# Set problem
Write out the data below exactly as given, without any of its pictures.

Raw records:
[Begin]
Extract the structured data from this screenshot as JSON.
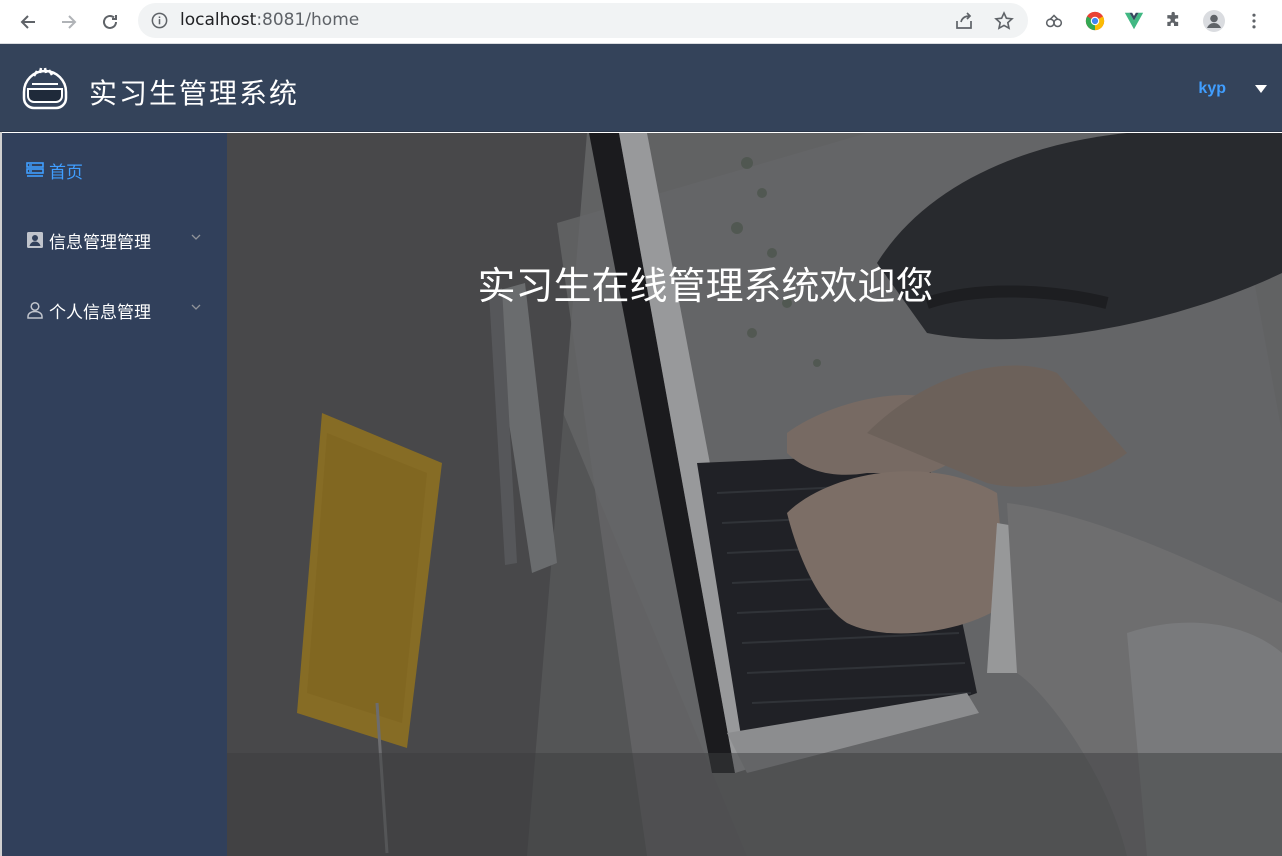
{
  "browser": {
    "url_host": "localhost",
    "url_rest": ":8081/home",
    "icons": [
      "back-icon",
      "forward-icon",
      "reload-icon",
      "info-icon",
      "share-icon",
      "star-icon",
      "extension-link-icon",
      "chrome-color-icon",
      "vue-devtools-icon",
      "puzzle-icon",
      "profile-icon",
      "more-vert-icon"
    ]
  },
  "header": {
    "title": "实习生管理系统",
    "user": "kyp",
    "colors": {
      "background": "#34435a",
      "user": "#409eff"
    }
  },
  "sidebar": {
    "items": [
      {
        "label": "首页",
        "icon": "server-icon",
        "active": true
      },
      {
        "label": "信息管理管理",
        "icon": "contact-card-icon",
        "expandable": true
      },
      {
        "label": "个人信息管理",
        "icon": "user-icon",
        "expandable": true
      }
    ],
    "colors": {
      "background": "#31405b",
      "active": "#409eff"
    }
  },
  "main": {
    "welcome": "实习生在线管理系统欢迎您",
    "background_image": "person-typing-on-laptop-photo"
  }
}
[End]
# Solution to the problem
Extract the structured data from this screenshot as JSON.
{
  "browser": {
    "url_host": "localhost",
    "url_rest": ":8081/home",
    "icons": [
      "back-icon",
      "forward-icon",
      "reload-icon",
      "info-icon",
      "share-icon",
      "star-icon",
      "extension-link-icon",
      "chrome-color-icon",
      "vue-devtools-icon",
      "puzzle-icon",
      "profile-icon",
      "more-vert-icon"
    ]
  },
  "header": {
    "title": "实习生管理系统",
    "user": "kyp",
    "colors": {
      "background": "#34435a",
      "user": "#409eff"
    }
  },
  "sidebar": {
    "items": [
      {
        "label": "首页",
        "icon": "server-icon",
        "active": true
      },
      {
        "label": "信息管理管理",
        "icon": "contact-card-icon",
        "expandable": true
      },
      {
        "label": "个人信息管理",
        "icon": "user-icon",
        "expandable": true
      }
    ],
    "colors": {
      "background": "#31405b",
      "active": "#409eff"
    }
  },
  "main": {
    "welcome": "实习生在线管理系统欢迎您",
    "background_image": "person-typing-on-laptop-photo"
  }
}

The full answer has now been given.